## Records provided
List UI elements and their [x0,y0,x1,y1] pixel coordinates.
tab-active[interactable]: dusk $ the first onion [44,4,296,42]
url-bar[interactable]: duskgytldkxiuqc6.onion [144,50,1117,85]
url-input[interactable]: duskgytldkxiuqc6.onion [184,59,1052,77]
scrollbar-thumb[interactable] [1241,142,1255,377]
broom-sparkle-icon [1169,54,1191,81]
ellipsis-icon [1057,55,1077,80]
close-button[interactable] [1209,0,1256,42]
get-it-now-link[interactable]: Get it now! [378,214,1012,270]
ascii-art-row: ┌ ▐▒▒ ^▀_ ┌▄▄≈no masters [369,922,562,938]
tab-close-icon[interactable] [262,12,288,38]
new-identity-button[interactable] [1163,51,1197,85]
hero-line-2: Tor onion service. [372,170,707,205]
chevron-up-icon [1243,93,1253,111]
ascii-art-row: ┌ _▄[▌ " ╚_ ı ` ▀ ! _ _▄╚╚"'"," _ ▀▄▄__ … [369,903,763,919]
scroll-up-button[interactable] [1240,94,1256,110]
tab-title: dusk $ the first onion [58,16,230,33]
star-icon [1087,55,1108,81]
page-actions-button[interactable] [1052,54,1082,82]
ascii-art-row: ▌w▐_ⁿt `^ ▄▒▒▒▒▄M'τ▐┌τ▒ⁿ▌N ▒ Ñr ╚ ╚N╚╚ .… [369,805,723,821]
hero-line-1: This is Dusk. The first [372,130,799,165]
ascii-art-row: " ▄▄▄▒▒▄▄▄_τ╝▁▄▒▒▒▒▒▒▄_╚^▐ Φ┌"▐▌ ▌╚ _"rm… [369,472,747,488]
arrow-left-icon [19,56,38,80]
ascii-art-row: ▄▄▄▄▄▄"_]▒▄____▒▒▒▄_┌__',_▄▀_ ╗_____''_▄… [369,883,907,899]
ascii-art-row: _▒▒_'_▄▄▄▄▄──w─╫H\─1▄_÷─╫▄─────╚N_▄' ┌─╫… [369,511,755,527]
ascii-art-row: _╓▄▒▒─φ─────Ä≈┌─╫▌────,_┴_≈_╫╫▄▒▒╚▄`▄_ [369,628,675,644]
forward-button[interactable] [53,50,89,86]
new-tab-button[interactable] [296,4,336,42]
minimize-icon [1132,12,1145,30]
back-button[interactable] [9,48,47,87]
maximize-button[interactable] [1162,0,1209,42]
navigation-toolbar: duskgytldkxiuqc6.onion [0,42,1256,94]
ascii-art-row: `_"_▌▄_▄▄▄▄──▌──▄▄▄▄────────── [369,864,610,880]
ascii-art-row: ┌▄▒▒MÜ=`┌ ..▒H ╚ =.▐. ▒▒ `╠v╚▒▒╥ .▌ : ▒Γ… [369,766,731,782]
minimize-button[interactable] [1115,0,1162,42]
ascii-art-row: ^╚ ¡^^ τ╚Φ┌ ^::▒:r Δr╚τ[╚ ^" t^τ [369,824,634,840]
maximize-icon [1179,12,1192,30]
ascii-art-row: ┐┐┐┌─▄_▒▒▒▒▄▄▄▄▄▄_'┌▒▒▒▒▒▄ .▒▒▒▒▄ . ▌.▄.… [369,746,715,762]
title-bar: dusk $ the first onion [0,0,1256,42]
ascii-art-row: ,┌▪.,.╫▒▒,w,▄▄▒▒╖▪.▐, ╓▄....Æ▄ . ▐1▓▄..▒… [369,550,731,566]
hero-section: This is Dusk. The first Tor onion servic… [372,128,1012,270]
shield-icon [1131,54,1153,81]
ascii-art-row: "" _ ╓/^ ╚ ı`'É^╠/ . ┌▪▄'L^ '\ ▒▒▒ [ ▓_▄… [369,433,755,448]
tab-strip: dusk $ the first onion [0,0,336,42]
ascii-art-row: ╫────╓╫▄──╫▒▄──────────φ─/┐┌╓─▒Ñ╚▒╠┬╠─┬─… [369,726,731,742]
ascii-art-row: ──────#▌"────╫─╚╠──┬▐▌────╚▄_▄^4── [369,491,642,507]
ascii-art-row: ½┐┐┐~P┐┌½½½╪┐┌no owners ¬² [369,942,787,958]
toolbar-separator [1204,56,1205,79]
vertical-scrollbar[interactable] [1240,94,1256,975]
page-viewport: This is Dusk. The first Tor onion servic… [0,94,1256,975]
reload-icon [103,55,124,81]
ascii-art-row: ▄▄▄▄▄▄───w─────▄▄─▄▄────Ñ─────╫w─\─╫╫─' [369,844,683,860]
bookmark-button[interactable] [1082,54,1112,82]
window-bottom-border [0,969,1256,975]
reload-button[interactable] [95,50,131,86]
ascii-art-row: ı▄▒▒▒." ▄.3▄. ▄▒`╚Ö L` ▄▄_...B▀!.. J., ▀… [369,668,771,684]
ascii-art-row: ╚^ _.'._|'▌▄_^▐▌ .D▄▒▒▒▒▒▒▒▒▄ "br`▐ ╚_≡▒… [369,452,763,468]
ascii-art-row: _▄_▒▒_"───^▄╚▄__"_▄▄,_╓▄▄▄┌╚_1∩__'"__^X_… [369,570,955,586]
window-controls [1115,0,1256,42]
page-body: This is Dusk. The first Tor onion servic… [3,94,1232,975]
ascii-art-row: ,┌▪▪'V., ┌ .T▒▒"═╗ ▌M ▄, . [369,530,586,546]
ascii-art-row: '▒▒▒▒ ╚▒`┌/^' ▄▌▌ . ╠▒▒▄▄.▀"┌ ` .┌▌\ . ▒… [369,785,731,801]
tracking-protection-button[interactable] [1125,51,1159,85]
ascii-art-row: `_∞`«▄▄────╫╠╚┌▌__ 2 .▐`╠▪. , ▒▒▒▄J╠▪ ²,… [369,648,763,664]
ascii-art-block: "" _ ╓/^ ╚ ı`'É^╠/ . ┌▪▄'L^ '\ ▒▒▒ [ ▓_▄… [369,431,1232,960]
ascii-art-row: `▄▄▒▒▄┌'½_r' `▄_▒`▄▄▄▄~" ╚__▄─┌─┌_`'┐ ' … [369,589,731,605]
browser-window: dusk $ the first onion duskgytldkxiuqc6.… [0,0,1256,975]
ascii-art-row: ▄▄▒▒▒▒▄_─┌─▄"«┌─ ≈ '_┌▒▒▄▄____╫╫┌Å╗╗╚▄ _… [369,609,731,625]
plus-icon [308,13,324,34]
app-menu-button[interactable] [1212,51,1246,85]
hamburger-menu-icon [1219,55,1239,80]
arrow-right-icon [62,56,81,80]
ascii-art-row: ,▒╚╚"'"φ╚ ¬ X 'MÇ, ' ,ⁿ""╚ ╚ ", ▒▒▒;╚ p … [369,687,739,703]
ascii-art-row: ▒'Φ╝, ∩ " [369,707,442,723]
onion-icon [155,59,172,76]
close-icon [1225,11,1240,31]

## Task prompt
Format the entry above as a JSON list of strings, with one string per line and no strings for blank lines.

## In response
[
  "List UI elements and their [x0,y0,x1,y1] pixel coordinates.",
  "tab-active[interactable]: dusk $ the first onion [44,4,296,42]",
  "url-bar[interactable]: duskgytldkxiuqc6.onion [144,50,1117,85]",
  "url-input[interactable]: duskgytldkxiuqc6.onion [184,59,1052,77]",
  "scrollbar-thumb[interactable] [1241,142,1255,377]",
  "broom-sparkle-icon [1169,54,1191,81]",
  "ellipsis-icon [1057,55,1077,80]",
  "close-button[interactable] [1209,0,1256,42]",
  "get-it-now-link[interactable]: Get it now! [378,214,1012,270]",
  "ascii-art-row: ┌ ▐▒▒ ^▀_ ┌▄▄≈no masters [369,922,562,938]",
  "tab-close-icon[interactable] [262,12,288,38]",
  "new-identity-button[interactable] [1163,51,1197,85]",
  "hero-line-2: Tor onion service. [372,170,707,205]",
  "chevron-up-icon [1243,93,1253,111]",
  "ascii-art-row: ┌ _▄[▌ \" ╚_ ı ` ▀ ! _ _▄╚╚\"'\",\" _ ▀▄▄__ … [369,903,763,919]",
  "scroll-up-button[interactable] [1240,94,1256,110]",
  "tab-title: dusk $ the first onion [58,16,230,33]",
  "star-icon [1087,55,1108,81]",
  "page-actions-button[interactable] [1052,54,1082,82]",
  "ascii-art-row: ▌w▐_ⁿt `^ ▄▒▒▒▒▄M'τ▐┌τ▒ⁿ▌N ▒ Ñr ╚ ╚N╚╚ .… [369,805,723,821]",
  "hero-line-1: This is Dusk. The first [372,130,799,165]",
  "ascii-art-row: \" ▄▄▄▒▒▄▄▄_τ╝▁▄▒▒▒▒▒▒▄_╚^▐ Φ┌\"▐▌ ▌╚ _\"rm… [369,472,747,488]",
  "arrow-left-icon [19,56,38,80]",
  "ascii-art-row: ▄▄▄▄▄▄\"_]▒▄____▒▒▒▄_┌__',_▄▀_ ╗_____''_▄… [369,883,907,899]",
  "ascii-art-row: _▒▒_'_▄▄▄▄▄──w─╫H\\─1▄_÷─╫▄─────╚N_▄' ┌─╫… [369,511,755,527]",
  "ascii-art-row: _╓▄▒▒─φ─────Ä≈┌─╫▌────,_┴_≈_╫╫▄▒▒╚▄`▄_ [369,628,675,644]",
  "forward-button[interactable] [53,50,89,86]",
  "new-tab-button[interactable] [296,4,336,42]",
  "minimize-icon [1132,12,1145,30]",
  "back-button[interactable] [9,48,47,87]",
  "maximize-button[interactable] [1162,0,1209,42]",
  "navigation-toolbar: duskgytldkxiuqc6.onion [0,42,1256,94]",
  "ascii-art-row: `_\"_▌▄_▄▄▄▄──▌──▄▄▄▄────────── [369,864,610,880]",
  "ascii-art-row: ┌▄▒▒MÜ=`┌ ..▒H ╚ =.▐. ▒▒ `╠v╚▒▒╥ .▌ : ▒Γ… [369,766,731,782]",
  "minimize-button[interactable] [1115,0,1162,42]",
  "ascii-art-row: ^╚ ¡^^ τ╚Φ┌ ^::▒:r Δr╚τ[╚ ^\" t^τ [369,824,634,840]",
  "maximize-icon [1179,12,1192,30]",
  "ascii-art-row: ┐┐┐┌─▄_▒▒▒▒▄▄▄▄▄▄_'┌▒▒▒▒▒▄ .▒▒▒▒▄ . ▌.▄.… [369,746,715,762]",
  "title-bar: dusk $ the first onion [0,0,1256,42]",
  "ascii-art-row: ,┌▪.,.╫▒▒,w,▄▄▒▒╖▪.▐, ╓▄....Æ▄ . ▐1▓▄..▒… [369,550,731,566]",
  "hero-section: This is Dusk. The first Tor onion servic… [372,128,1012,270]",
  "shield-icon [1131,54,1153,81]",
  "ascii-art-row: \"\" _ ╓/^ ╚ ı`'É^╠/ . ┌▪▄'L^ '\\ ▒▒▒ [ ▓_▄… [369,433,755,448]",
  "tab-strip: dusk $ the first onion [0,0,336,42]",
  "ascii-art-row: ╫────╓╫▄──╫▒▄──────────φ─/┐┌╓─▒Ñ╚▒╠┬╠─┬─… [369,726,731,742]",
  "ascii-art-row: ──────#▌\"────╫─╚╠──┬▐▌────╚▄_▄^4── [369,491,642,507]",
  "ascii-art-row: ½┐┐┐~P┐┌½½½╪┐┌no owners ¬² [369,942,787,958]",
  "toolbar-separator [1204,56,1205,79]",
  "vertical-scrollbar[interactable] [1240,94,1256,975]",
  "page-viewport: This is Dusk. The first Tor onion servic… [0,94,1256,975]",
  "reload-icon [103,55,124,81]",
  "ascii-art-row: ▄▄▄▄▄▄───w─────▄▄─▄▄────Ñ─────╫w─\\─╫╫─' [369,844,683,860]",
  "bookmark-button[interactable] [1082,54,1112,82]",
  "window-bottom-border [0,969,1256,975]",
  "reload-button[interactable] [95,50,131,86]",
  "ascii-art-row: ı▄▒▒▒.\" ▄.3▄. ▄▒`╚Ö L` ▄▄_...B▀!.. J., ▀… [369,668,771,684]",
  "ascii-art-row: ╚^ _.'._|'▌▄_^▐▌ .D▄▒▒▒▒▒▒▒▒▄ \"br`▐ ╚_≡▒… [369,452,763,468]",
  "ascii-art-row: _▄_▒▒_\"───^▄╚▄__\"_▄▄,_╓▄▄▄┌╚_1∩__'\"__^X_… [369,570,955,586]",
  "window-controls [1115,0,1256,42]",
  "page-body: This is Dusk. The first Tor onion servic… [3,94,1232,975]",
  "ascii-art-row: ,┌▪▪'V., ┌ .T▒▒\"═╗ ▌M ▄, . [369,530,586,546]",
  "ascii-art-row: '▒▒▒▒ ╚▒`┌/^' ▄▌▌ . ╠▒▒▄▄.▀\"┌ ` .┌▌\\ . ▒… [369,785,731,801]",
  "tracking-protection-button[interactable] [1125,51,1159,85]",
  "ascii-art-row: `_∞`«▄▄────╫╠╚┌▌__ 2 .▐`╠▪. , ▒▒▒▄J╠▪ ²,… [369,648,763,664]",
  "ascii-art-block: \"\" _ ╓/^ ╚ ı`'É^╠/ . ┌▪▄'L^ '\\ ▒▒▒ [ ▓_▄… [369,431,1232,960]",
  "ascii-art-row: `▄▄▒▒▄┌'½_r' `▄_▒`▄▄▄▄~\" ╚__▄─┌─┌_`'┐ ' … [369,589,731,605]",
  "browser-window: dusk $ the first onion duskgytldkxiuqc6.… [0,0,1256,975]",
  "ascii-art-row: ▄▄▒▒▒▒▄_─┌─▄\"«┌─ ≈ '_┌▒▒▄▄____╫╫┌Å╗╗╚▄ _… [369,609,731,625]",
  "plus-icon [308,13,324,34]",
  "app-menu-button[interactable] [1212,51,1246,85]",
  "hamburger-menu-icon [1219,55,1239,80]",
  "arrow-right-icon [62,56,81,80]",
  "ascii-art-row: ,▒╚╚\"'\"φ╚ ¬ X 'MÇ, ' ,ⁿ\"\"╚ ╚ \", ▒▒▒;╚ p … [369,687,739,703]",
  "ascii-art-row: ▒'Φ╝, ∩ \" [369,707,442,723]",
  "onion-icon [155,59,172,76]",
  "close-icon [1225,11,1240,31]"
]